Written problem — Copy all of the material word for word, except for the pictures.

Data for the task —
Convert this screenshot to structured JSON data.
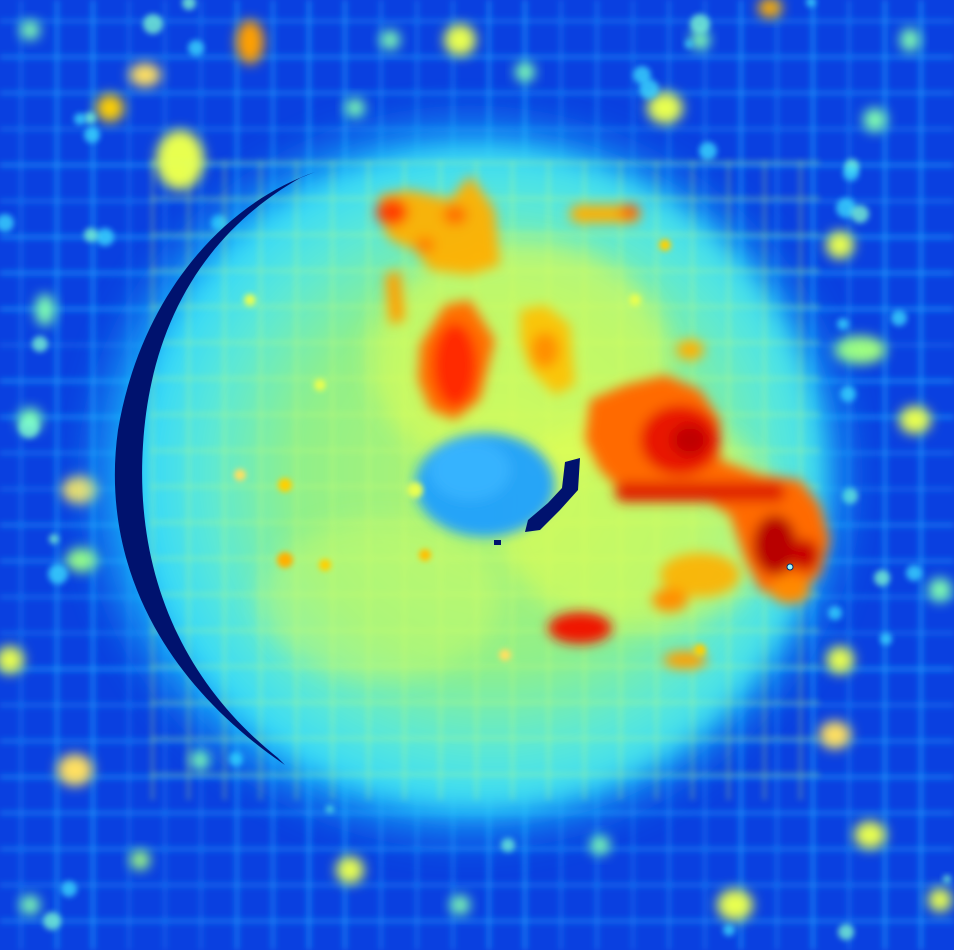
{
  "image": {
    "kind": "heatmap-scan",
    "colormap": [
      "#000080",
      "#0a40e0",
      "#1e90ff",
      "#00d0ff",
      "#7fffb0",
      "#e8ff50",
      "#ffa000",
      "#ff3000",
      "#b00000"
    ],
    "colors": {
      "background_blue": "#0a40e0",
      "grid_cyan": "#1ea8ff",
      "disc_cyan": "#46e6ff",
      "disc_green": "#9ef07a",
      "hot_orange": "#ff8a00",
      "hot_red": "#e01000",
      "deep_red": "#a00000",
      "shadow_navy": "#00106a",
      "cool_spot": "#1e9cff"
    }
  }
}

Right answer —
Convert this screenshot to structured JSON data.
{
  "image": {
    "kind": "heatmap-scan",
    "colormap": [
      "#000080",
      "#0a40e0",
      "#1e90ff",
      "#00d0ff",
      "#7fffb0",
      "#e8ff50",
      "#ffa000",
      "#ff3000",
      "#b00000"
    ],
    "colors": {
      "background_blue": "#0a40e0",
      "grid_cyan": "#1ea8ff",
      "disc_cyan": "#46e6ff",
      "disc_green": "#9ef07a",
      "hot_orange": "#ff8a00",
      "hot_red": "#e01000",
      "deep_red": "#a00000",
      "shadow_navy": "#00106a",
      "cool_spot": "#1e9cff"
    }
  }
}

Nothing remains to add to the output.